• [Excerto fornecido]:
========

Cebola

A cebola (nome popular) tem como nome científico Allium cepa. Taxonomistas mais jovens dizem que esta espécie pertence à família Alliaceae, no entanto, em métodos taxonómicos mais velhos, é incluída na família Liliáceae. O termo popular está diretamente relacionado com o bolbo característico da espécie (revestido por folhas escamiformes que se dispõem em camadas).

As plantas, de idade mais tenra, têm o bolbo num estado de desenvolvimento precoce e, por isso, são chamadas de cebolo. As flores desta espécie dispõem-se em umbela.

Imagem de Cebola (Autor: Donovan Govan)

Imagem de Cebola (Autor: Donovan Govan)

Esta planta é rica em flavonoides (substâncias com capacidades anti-inflamatórias, antioxidantes, antialérgicas, analgésica, entre outros), nomeadamente, a quercitrina. Assim, a cebola apresenta-se como um bom antioxidante, anti-inflamatório, anticanceroso, antiviral mas também como um inibidor de doenças cardiovasculares e fortalecedor do sistema imunitário. Em estudos recentes, foi descoberta uma relação entre a quercitrina e a inibição de cataratas em diabéticos: esta atua sobre a enzima aldolase-reductase, que tem, como função, na catarata a capacidade regeneradora.

========

• [Aplicação da leitura]:
a - De acordo com o texto sobre a cebola, que nome recebem as plantas mais jovens, cujo bolbo está num estado de desenvolvimento precoce?
b - Prolongue o texto sobre a cebola, começando logo após a última frase apresentada.

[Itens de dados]
========

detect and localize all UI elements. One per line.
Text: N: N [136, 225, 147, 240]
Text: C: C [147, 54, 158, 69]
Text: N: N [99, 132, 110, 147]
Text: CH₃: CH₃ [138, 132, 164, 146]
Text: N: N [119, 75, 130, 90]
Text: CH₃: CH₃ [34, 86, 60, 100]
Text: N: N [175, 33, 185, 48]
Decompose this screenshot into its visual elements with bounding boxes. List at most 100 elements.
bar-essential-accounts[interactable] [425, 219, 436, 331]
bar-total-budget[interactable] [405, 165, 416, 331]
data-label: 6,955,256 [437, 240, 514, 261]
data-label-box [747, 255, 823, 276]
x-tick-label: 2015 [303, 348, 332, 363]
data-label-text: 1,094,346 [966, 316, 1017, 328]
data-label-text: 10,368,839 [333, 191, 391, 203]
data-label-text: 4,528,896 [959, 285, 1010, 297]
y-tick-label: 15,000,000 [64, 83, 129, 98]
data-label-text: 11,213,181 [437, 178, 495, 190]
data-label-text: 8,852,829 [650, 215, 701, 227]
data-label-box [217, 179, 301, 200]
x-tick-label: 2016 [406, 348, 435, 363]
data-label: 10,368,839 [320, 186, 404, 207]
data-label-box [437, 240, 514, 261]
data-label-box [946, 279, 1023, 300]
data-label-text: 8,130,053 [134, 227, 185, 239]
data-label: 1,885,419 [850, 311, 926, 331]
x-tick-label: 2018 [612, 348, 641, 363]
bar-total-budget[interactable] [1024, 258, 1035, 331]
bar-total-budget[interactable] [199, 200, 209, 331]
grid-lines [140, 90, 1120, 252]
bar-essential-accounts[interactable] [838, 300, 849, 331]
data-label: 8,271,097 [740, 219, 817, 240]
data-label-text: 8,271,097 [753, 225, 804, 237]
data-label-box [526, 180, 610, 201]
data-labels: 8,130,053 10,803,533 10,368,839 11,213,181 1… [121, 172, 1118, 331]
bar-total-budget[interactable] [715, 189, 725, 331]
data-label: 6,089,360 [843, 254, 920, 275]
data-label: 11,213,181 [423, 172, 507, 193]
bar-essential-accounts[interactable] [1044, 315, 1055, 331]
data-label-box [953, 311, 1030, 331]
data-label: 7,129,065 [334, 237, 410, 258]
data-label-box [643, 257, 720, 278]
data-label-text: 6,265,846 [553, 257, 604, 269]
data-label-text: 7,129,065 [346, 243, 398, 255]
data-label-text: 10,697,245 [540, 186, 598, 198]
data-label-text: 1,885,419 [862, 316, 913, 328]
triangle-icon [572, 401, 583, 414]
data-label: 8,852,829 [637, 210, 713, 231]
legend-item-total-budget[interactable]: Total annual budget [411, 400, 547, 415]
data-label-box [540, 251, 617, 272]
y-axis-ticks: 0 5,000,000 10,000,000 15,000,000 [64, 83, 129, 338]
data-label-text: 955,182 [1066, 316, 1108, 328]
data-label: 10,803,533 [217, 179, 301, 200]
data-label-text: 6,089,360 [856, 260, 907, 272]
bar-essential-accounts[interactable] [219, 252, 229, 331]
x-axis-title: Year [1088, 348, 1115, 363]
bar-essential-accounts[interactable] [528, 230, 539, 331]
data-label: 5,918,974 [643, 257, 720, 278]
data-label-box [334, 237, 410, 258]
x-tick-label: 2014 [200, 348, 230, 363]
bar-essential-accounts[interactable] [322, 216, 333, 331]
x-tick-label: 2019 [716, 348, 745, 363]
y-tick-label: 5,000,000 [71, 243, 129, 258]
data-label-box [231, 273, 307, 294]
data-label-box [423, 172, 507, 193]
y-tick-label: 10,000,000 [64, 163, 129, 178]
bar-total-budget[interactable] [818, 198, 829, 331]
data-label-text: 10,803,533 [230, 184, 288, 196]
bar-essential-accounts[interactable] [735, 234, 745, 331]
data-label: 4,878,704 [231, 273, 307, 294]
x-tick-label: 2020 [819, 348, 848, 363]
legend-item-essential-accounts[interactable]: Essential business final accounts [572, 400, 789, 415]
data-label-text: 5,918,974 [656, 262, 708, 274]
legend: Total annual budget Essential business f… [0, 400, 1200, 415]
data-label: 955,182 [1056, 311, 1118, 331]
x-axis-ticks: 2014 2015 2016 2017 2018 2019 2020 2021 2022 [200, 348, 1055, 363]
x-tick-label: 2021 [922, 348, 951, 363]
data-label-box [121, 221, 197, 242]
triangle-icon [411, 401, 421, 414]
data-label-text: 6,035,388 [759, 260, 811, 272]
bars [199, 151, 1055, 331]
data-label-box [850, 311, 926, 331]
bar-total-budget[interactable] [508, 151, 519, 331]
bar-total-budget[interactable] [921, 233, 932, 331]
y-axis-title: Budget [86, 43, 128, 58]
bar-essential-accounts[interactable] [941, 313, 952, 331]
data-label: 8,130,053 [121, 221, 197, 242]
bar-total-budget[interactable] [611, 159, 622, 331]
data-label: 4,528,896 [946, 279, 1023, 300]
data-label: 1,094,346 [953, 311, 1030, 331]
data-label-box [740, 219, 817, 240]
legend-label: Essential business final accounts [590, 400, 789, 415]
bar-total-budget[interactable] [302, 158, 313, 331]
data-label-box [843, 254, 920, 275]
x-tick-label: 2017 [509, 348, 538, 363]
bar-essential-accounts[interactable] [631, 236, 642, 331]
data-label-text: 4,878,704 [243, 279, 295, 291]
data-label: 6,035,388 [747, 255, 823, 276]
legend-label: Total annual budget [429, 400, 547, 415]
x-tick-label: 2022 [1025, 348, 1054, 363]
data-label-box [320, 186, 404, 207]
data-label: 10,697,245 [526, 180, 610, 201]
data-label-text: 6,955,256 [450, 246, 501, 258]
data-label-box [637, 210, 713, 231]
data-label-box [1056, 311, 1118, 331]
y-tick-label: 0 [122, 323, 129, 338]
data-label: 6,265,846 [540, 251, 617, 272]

========

• [Respostas às tarefas]:
a - Recebem o nome de cebolo.

b -
Ao contrário do que se pode pensar, para algumas culturas ou grupos restritos de pessoas, a cebola tem uma relevância simbólica, chegando a ser objeto de veneração para uma determinada seita. O estudioso Ramakrishna, chega a comparar a estrutura do bolbo desta espécie (formado por camadas), à experiencia espiritual de cada individuo. Por outro lado, em tempos antigos, os habitantes do Egipto acreditavam que as hastes, desta planta, protegiam contra doenças do foro mental. Já alguns latinos acreditavam que o bolbo apenas crescia se a lua diminuísse, tendo sido proibida a sua exploração. Há ainda quem pense que a cebola tem propriedades afrodisíacas.

É do conhecimento geral que as cebolas, quando cortadas, fazem chorar. Este fato deve-se à quercitrina que, quando quebrada liberta um líquido bastante incomum, denominado “corgamus”. Determinadas enzimas presentes nesta substancia vão decompor sulfuretos e, consequentemente, produzem ácido sulfénico. Este último, propagando-se pelo ar, vai provocar uma irritação nas terminações nervosas oculares que vão determinar a produção de lágrimas.